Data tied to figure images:
[start]
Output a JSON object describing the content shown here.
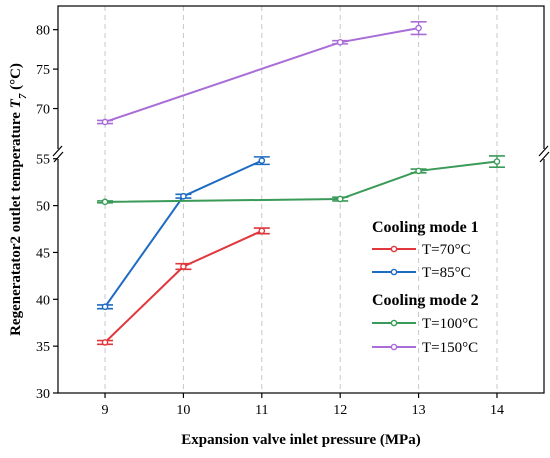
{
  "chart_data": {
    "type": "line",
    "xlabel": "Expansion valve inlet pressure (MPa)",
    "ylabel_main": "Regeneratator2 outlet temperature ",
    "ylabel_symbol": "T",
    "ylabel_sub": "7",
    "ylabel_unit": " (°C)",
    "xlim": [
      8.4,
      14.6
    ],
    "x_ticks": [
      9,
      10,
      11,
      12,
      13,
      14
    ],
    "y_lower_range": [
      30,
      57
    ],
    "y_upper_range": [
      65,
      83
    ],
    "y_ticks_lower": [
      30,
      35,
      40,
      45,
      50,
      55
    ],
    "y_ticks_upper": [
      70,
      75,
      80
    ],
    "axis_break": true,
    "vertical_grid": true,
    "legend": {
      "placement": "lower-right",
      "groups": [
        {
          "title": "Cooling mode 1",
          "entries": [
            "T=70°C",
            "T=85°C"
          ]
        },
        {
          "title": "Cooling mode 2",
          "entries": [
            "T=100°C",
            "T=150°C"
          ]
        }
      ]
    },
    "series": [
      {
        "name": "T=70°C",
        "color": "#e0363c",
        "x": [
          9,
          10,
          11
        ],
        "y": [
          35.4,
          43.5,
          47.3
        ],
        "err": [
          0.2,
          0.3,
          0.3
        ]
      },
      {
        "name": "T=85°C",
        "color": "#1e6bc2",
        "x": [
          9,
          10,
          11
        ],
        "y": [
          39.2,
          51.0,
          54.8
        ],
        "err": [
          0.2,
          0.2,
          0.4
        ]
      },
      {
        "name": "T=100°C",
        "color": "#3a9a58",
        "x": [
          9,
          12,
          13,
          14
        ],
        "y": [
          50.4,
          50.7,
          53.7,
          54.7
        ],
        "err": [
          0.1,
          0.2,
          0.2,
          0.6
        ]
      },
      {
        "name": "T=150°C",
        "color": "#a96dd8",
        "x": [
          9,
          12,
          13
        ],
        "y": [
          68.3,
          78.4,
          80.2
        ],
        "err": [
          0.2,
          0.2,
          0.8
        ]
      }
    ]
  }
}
[end]
Transcribe the preceding listing in its entirety and with exact wording, leaving out pictures.

▶ **Response to the task**
Output a JSON object describing the content shown here.
{
  "chart_data": {
    "type": "line",
    "xlabel": "Expansion valve inlet pressure (MPa)",
    "ylabel_main": "Regeneratator2 outlet temperature ",
    "ylabel_symbol": "T",
    "ylabel_sub": "7",
    "ylabel_unit": " (°C)",
    "xlim": [
      8.4,
      14.6
    ],
    "x_ticks": [
      9,
      10,
      11,
      12,
      13,
      14
    ],
    "y_lower_range": [
      30,
      57
    ],
    "y_upper_range": [
      65,
      83
    ],
    "y_ticks_lower": [
      30,
      35,
      40,
      45,
      50,
      55
    ],
    "y_ticks_upper": [
      70,
      75,
      80
    ],
    "axis_break": true,
    "vertical_grid": true,
    "legend": {
      "placement": "lower-right",
      "groups": [
        {
          "title": "Cooling mode 1",
          "entries": [
            "T=70°C",
            "T=85°C"
          ]
        },
        {
          "title": "Cooling mode 2",
          "entries": [
            "T=100°C",
            "T=150°C"
          ]
        }
      ]
    },
    "series": [
      {
        "name": "T=70°C",
        "color": "#e0363c",
        "x": [
          9,
          10,
          11
        ],
        "y": [
          35.4,
          43.5,
          47.3
        ],
        "err": [
          0.2,
          0.3,
          0.3
        ]
      },
      {
        "name": "T=85°C",
        "color": "#1e6bc2",
        "x": [
          9,
          10,
          11
        ],
        "y": [
          39.2,
          51.0,
          54.8
        ],
        "err": [
          0.2,
          0.2,
          0.4
        ]
      },
      {
        "name": "T=100°C",
        "color": "#3a9a58",
        "x": [
          9,
          12,
          13,
          14
        ],
        "y": [
          50.4,
          50.7,
          53.7,
          54.7
        ],
        "err": [
          0.1,
          0.2,
          0.2,
          0.6
        ]
      },
      {
        "name": "T=150°C",
        "color": "#a96dd8",
        "x": [
          9,
          12,
          13
        ],
        "y": [
          68.3,
          78.4,
          80.2
        ],
        "err": [
          0.2,
          0.2,
          0.8
        ]
      }
    ]
  }
}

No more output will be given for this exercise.